### Written problem
Tell me how many lines hold "name", please, using only the number.

### Extracted information

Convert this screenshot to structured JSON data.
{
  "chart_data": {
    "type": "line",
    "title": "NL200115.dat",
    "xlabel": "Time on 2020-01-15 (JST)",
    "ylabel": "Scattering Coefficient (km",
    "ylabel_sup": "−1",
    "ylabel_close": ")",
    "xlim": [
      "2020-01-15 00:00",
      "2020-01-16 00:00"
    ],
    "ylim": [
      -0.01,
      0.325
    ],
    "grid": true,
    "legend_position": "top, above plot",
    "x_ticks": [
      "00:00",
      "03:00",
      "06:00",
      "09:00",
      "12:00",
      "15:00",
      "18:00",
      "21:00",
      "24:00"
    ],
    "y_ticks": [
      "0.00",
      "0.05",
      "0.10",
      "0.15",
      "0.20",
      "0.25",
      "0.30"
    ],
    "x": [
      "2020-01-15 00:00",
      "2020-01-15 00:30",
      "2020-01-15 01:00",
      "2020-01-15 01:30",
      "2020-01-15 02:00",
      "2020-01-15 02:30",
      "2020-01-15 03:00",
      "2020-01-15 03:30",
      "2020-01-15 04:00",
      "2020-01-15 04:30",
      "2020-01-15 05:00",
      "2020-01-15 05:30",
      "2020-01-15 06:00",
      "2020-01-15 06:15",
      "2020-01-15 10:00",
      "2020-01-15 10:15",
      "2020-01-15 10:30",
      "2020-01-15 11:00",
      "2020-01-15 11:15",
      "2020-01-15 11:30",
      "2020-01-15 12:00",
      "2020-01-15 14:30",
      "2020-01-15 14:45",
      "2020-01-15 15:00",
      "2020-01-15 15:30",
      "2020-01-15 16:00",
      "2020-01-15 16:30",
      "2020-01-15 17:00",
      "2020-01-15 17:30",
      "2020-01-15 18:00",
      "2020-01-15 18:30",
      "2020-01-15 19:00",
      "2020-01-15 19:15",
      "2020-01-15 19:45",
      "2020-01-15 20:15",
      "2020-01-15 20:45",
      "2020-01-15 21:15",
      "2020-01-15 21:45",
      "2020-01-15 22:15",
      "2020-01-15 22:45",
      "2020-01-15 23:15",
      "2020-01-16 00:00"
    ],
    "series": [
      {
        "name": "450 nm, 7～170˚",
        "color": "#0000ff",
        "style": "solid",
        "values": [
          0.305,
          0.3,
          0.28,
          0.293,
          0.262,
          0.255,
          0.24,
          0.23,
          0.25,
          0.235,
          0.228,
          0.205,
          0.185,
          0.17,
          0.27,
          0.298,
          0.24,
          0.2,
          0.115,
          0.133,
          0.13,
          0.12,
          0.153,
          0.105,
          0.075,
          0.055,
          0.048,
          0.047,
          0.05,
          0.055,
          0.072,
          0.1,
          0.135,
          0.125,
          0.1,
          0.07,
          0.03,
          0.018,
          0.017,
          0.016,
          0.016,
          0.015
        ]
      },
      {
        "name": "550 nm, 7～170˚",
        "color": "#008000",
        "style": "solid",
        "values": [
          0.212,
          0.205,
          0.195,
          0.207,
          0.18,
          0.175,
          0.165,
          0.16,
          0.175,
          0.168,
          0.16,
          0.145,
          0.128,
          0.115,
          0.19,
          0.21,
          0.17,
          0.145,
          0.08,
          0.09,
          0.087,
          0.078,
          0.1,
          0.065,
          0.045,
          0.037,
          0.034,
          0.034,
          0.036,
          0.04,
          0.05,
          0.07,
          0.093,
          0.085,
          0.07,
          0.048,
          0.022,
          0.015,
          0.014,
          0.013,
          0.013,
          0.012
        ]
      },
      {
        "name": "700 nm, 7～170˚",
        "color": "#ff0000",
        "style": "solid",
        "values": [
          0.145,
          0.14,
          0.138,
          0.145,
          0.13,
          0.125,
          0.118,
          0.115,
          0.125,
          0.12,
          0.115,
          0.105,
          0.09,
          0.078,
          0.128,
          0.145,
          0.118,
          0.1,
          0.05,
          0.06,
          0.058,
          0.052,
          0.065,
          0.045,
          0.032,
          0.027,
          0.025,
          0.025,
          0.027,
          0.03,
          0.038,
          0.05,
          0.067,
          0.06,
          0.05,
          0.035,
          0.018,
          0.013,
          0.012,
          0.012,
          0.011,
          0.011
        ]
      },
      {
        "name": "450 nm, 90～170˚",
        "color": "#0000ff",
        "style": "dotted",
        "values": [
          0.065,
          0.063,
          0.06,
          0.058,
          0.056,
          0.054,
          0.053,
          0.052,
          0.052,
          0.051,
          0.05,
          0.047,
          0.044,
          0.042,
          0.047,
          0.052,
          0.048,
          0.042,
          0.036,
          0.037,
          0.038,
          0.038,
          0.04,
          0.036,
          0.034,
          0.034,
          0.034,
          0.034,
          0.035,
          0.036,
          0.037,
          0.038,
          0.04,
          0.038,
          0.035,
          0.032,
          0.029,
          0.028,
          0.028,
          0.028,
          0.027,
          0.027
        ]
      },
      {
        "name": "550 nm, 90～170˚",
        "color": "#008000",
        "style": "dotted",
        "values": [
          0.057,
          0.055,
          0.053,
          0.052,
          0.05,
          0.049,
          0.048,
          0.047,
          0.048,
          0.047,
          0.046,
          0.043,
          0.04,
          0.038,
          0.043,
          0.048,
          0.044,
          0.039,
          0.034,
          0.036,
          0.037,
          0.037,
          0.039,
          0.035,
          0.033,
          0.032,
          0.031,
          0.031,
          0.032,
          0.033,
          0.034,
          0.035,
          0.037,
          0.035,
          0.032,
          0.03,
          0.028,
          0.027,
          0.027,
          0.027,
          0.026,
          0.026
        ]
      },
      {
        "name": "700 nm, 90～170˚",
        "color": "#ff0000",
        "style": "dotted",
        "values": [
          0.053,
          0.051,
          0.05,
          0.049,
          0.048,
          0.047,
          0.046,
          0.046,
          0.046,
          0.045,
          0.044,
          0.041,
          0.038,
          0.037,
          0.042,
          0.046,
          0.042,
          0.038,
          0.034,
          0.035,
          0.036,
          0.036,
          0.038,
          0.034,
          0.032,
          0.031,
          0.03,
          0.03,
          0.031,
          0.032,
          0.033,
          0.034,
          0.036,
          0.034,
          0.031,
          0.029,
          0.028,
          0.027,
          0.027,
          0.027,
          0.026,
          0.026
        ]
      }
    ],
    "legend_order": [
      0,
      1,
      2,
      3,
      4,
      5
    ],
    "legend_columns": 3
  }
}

### Exercise output
6